→ EXERCISE MATERIAL:
___

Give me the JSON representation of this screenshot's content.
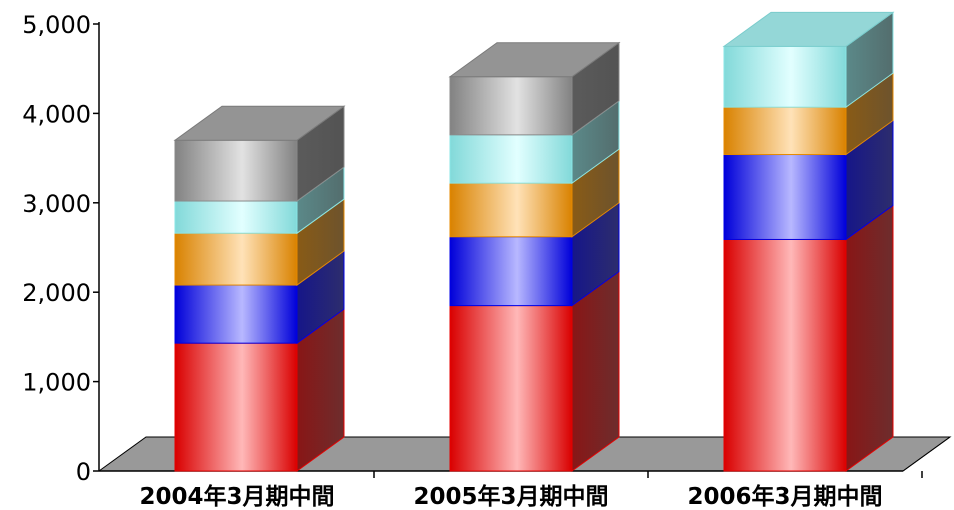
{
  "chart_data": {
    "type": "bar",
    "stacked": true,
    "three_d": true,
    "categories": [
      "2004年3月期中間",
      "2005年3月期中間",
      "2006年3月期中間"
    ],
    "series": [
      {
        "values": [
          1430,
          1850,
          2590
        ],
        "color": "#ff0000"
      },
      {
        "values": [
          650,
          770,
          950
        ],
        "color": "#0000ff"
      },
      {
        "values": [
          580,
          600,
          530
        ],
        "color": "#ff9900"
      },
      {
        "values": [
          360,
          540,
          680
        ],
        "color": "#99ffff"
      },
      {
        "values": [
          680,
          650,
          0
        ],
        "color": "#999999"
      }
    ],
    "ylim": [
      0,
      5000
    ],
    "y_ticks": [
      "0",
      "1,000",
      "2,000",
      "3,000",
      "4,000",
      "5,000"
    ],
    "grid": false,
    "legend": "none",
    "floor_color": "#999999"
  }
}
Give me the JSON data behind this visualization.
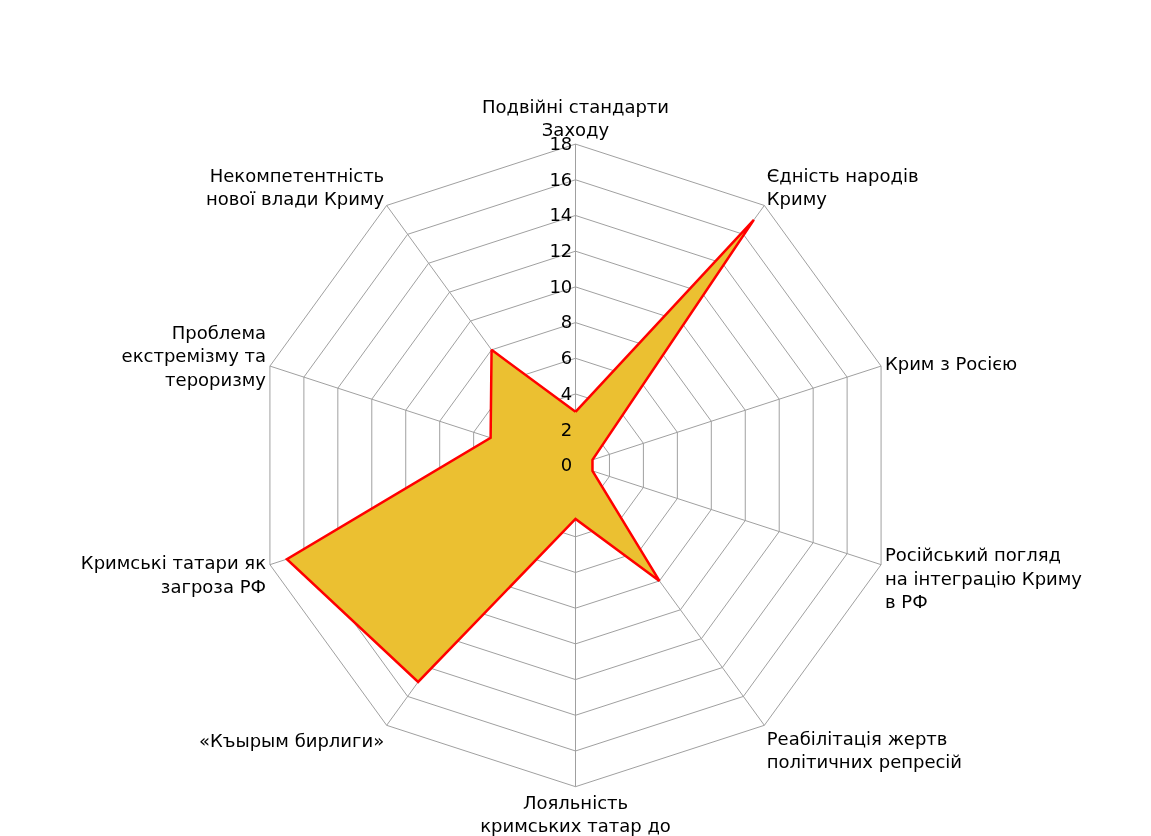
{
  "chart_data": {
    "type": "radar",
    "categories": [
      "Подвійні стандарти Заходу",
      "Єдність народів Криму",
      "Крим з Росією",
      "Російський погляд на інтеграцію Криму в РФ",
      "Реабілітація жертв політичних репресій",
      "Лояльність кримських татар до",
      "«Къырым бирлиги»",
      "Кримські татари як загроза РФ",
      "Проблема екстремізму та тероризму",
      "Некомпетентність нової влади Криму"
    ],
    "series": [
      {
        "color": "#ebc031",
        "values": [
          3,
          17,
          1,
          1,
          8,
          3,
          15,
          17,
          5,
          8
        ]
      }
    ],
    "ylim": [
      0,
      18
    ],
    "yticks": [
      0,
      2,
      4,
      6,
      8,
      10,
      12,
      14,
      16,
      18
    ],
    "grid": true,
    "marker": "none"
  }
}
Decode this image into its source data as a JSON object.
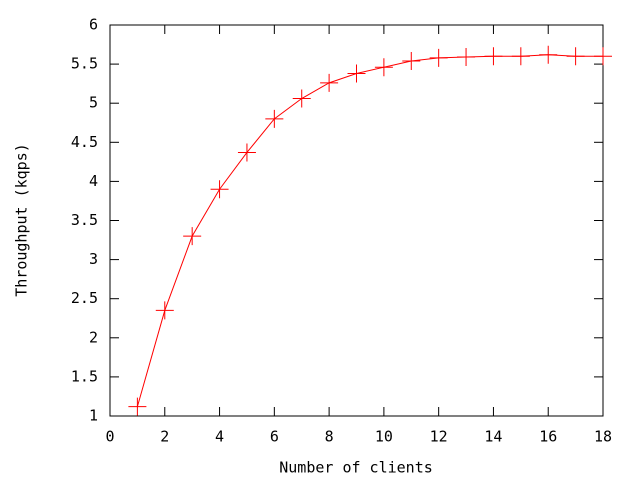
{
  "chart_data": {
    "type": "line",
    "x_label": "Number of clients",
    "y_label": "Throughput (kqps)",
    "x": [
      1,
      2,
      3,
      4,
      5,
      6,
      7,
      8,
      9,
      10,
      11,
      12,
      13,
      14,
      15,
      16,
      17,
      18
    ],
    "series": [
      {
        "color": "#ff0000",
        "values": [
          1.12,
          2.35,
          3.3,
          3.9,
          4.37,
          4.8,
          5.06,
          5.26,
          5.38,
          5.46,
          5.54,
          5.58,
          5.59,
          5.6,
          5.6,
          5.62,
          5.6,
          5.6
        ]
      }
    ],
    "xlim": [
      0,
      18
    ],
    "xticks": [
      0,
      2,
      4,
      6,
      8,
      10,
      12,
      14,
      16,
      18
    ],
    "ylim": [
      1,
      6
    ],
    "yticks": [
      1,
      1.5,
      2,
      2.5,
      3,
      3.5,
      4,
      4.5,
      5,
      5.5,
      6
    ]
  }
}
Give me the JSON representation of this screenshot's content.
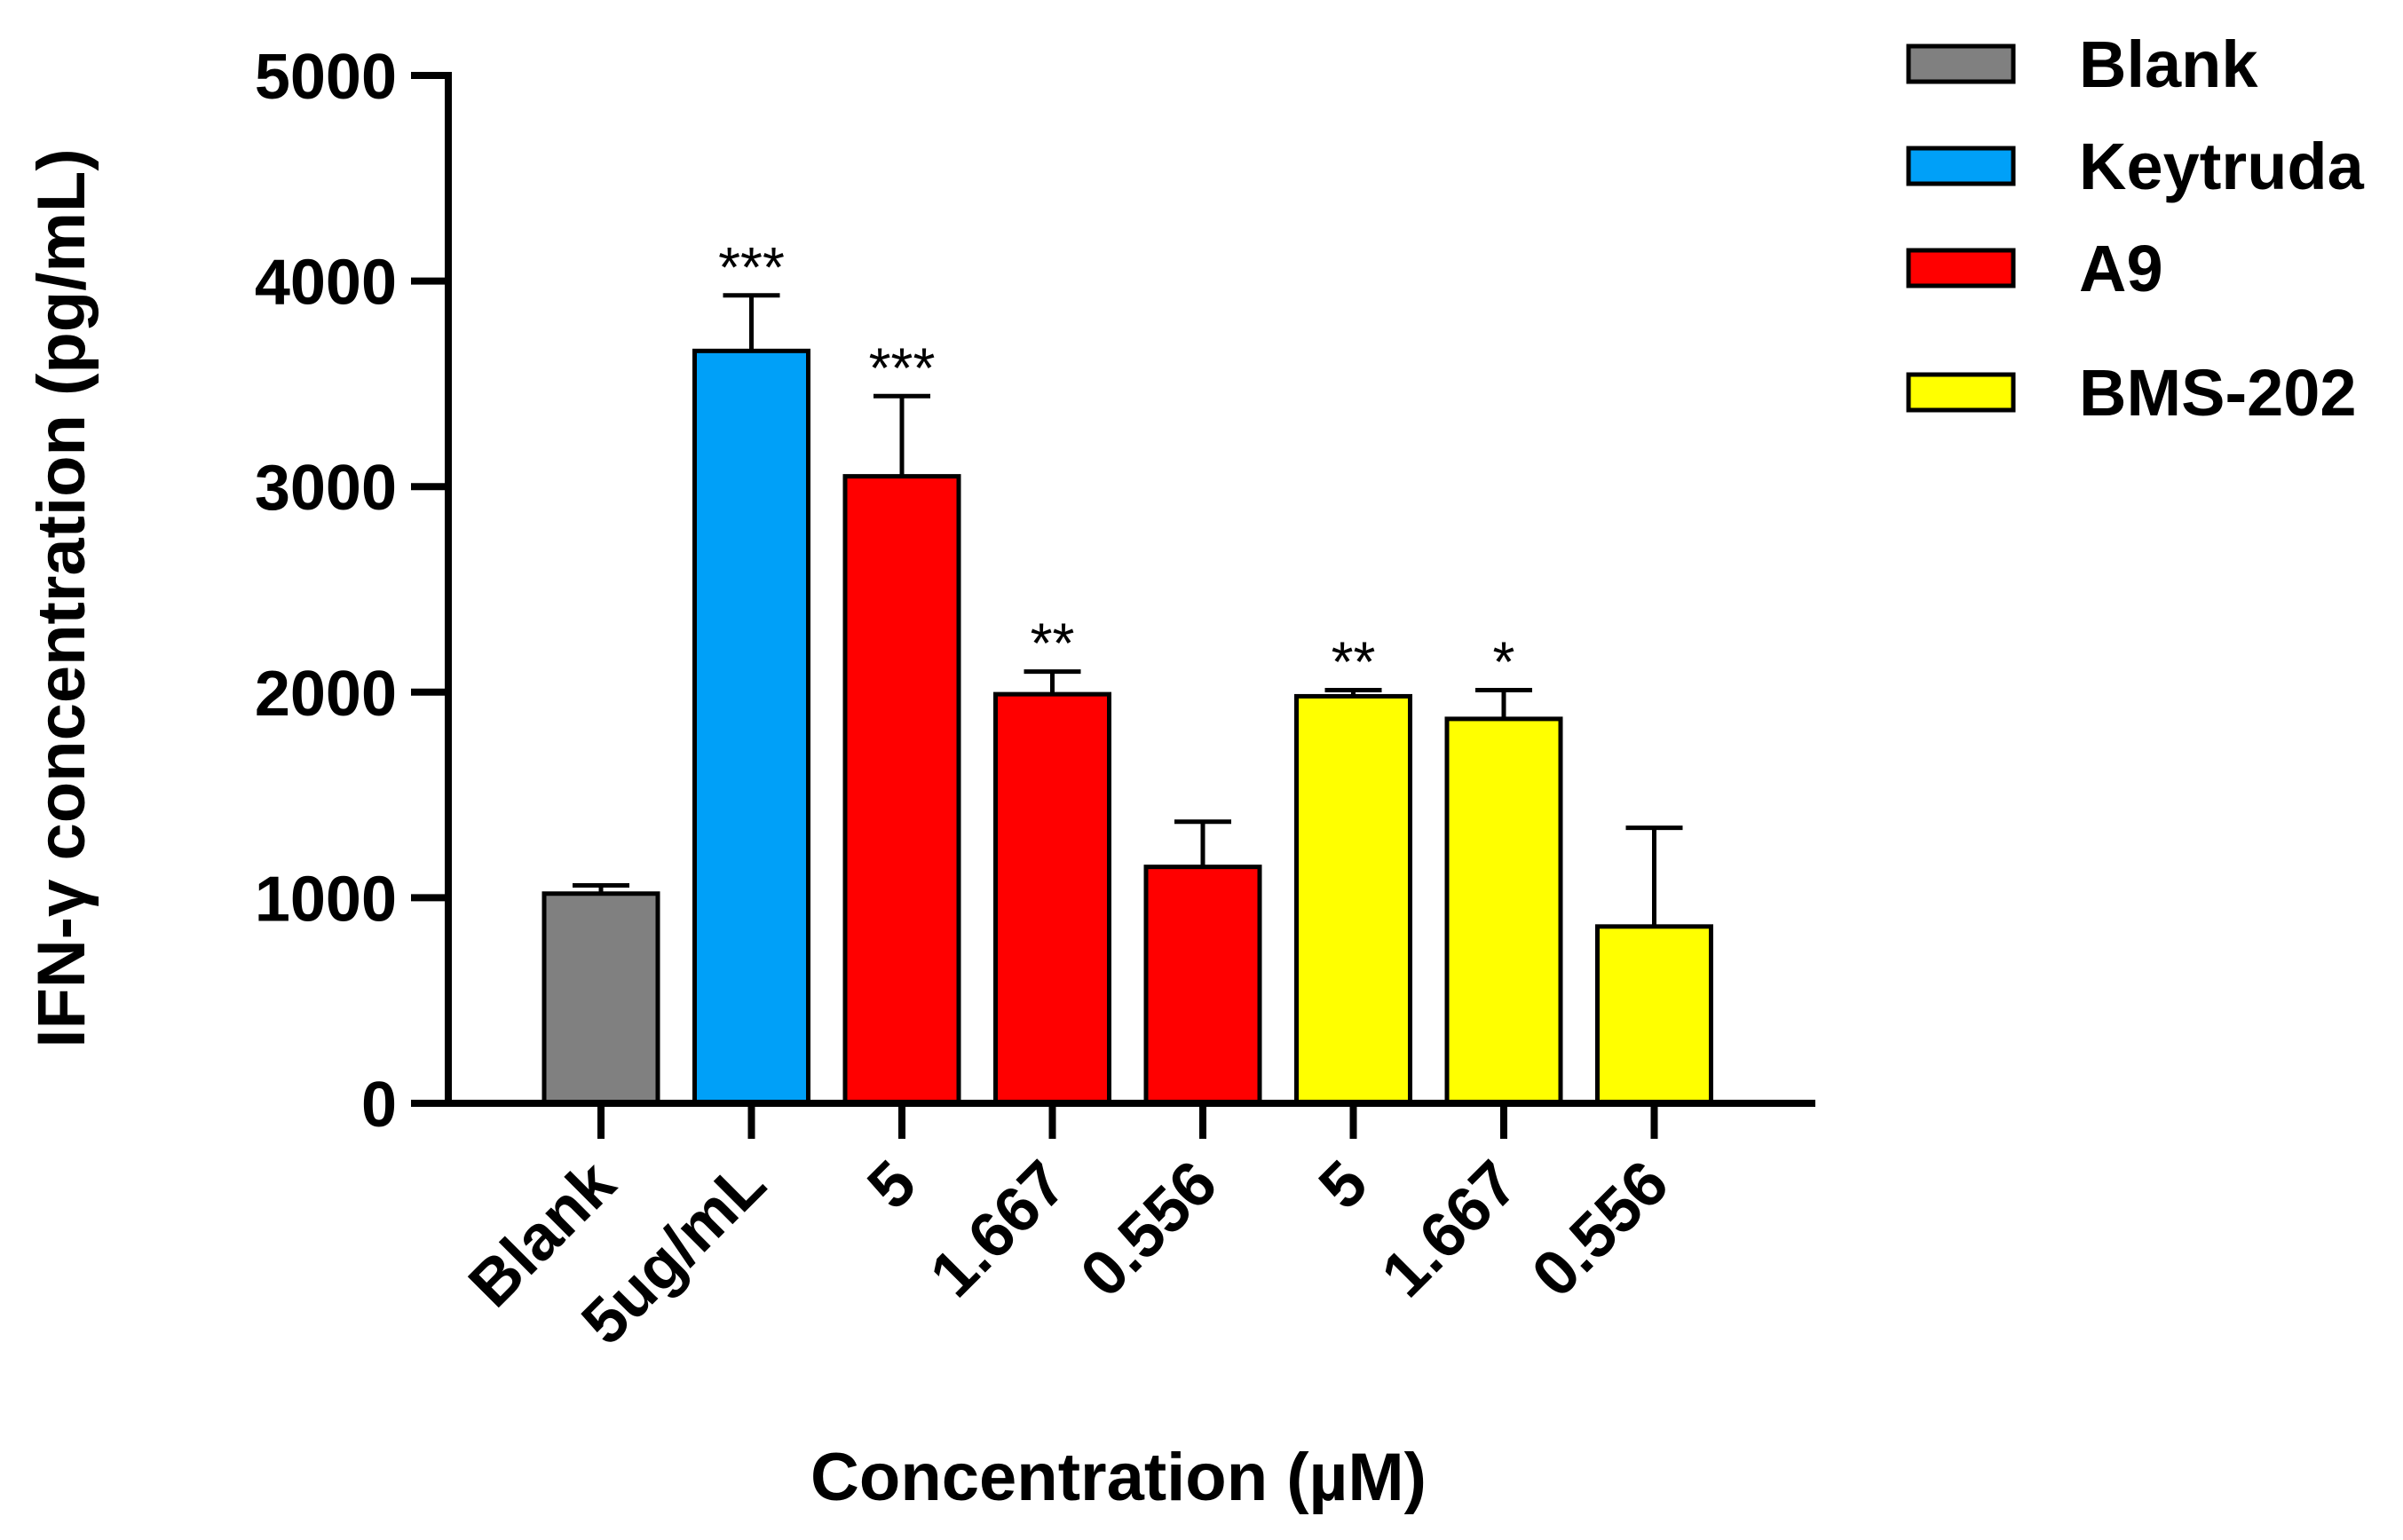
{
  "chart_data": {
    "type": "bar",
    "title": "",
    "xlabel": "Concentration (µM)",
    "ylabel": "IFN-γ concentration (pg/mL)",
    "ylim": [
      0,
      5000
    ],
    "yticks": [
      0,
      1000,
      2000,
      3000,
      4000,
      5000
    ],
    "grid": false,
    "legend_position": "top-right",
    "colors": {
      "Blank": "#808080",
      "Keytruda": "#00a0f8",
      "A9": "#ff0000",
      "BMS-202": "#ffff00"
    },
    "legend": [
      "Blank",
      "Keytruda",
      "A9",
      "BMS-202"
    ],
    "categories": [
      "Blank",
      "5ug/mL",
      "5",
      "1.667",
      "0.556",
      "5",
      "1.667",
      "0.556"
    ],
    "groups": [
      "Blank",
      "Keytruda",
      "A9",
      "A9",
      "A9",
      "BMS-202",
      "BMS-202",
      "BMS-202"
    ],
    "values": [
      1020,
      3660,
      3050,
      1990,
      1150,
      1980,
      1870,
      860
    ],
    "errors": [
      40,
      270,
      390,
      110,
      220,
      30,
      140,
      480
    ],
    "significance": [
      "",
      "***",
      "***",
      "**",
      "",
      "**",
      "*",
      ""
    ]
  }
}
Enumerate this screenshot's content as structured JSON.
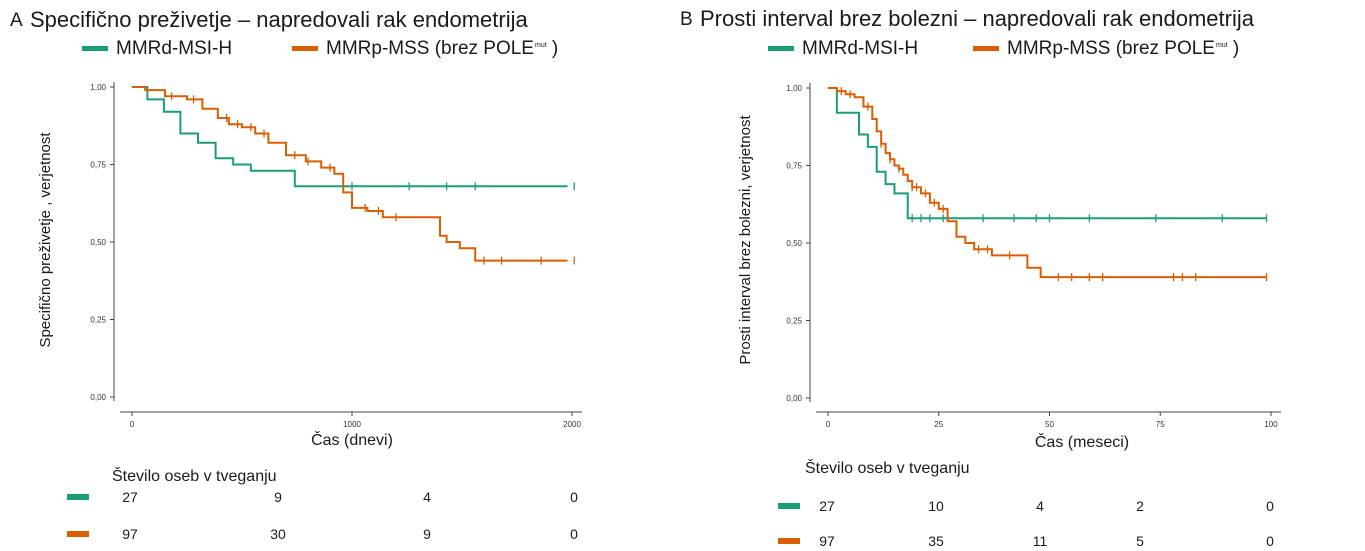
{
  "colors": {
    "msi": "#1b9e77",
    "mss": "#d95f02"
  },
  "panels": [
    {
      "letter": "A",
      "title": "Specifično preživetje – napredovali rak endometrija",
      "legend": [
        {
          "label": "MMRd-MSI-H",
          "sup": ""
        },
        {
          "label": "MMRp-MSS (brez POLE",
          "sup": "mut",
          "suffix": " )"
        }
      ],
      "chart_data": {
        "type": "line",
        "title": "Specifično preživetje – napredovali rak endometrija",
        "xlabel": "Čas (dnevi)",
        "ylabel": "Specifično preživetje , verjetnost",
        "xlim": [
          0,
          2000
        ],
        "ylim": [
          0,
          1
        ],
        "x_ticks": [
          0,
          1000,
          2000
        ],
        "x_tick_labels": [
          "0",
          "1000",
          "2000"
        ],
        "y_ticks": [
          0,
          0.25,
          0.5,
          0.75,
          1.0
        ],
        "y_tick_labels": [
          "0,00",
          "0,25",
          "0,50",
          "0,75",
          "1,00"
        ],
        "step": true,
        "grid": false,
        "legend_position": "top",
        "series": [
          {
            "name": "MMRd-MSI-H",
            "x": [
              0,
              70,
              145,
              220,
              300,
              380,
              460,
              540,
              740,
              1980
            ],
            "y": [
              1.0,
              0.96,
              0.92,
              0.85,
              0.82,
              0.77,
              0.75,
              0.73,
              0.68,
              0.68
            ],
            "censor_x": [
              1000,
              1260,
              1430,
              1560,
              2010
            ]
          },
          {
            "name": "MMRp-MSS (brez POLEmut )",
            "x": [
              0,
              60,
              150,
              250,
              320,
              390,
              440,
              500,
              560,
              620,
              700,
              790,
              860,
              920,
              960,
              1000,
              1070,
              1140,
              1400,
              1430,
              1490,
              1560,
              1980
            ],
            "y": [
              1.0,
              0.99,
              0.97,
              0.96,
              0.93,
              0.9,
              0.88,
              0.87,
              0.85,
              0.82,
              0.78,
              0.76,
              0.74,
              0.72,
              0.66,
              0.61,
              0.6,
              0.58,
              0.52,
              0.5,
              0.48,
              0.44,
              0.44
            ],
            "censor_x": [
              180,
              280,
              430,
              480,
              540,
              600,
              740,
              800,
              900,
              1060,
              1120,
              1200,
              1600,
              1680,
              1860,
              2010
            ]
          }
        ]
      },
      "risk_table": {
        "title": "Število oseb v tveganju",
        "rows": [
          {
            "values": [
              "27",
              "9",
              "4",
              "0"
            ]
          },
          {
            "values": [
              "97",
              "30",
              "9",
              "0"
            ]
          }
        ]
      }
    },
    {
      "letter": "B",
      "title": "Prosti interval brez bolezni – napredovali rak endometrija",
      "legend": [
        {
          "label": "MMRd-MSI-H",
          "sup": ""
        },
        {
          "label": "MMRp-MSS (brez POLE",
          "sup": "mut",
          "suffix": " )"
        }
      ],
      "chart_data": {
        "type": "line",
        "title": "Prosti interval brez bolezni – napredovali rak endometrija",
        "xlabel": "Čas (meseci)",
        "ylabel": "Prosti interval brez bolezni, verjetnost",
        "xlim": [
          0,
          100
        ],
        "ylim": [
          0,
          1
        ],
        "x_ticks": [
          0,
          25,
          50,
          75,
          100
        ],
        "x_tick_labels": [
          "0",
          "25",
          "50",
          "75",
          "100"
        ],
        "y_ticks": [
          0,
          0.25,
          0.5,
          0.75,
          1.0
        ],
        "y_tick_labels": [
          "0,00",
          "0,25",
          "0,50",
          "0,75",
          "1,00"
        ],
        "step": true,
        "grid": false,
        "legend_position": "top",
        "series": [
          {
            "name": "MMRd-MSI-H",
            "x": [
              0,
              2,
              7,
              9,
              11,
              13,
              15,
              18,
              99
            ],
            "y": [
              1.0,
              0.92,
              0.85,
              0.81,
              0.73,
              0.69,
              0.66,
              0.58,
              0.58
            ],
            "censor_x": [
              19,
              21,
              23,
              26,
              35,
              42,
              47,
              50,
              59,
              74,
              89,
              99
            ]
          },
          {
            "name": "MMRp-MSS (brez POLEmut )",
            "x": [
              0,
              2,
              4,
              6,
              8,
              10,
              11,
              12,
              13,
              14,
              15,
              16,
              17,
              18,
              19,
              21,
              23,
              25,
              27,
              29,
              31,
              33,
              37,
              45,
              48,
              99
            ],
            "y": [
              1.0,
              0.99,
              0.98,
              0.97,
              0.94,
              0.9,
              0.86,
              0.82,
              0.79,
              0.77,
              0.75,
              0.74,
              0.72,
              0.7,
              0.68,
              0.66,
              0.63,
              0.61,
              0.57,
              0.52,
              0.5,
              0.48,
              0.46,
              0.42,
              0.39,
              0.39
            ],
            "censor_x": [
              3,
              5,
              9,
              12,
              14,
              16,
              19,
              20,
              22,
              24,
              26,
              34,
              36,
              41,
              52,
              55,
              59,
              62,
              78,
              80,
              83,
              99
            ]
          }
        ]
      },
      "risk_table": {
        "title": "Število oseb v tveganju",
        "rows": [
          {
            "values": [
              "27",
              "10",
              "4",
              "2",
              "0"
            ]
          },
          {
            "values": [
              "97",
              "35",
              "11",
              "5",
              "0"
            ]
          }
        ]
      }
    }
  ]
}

___

→ AIM OF THE TASK: How many lines in these entries hold the string "xlabel"? Answer with the number alone.

→ TASK OUTPUT: 3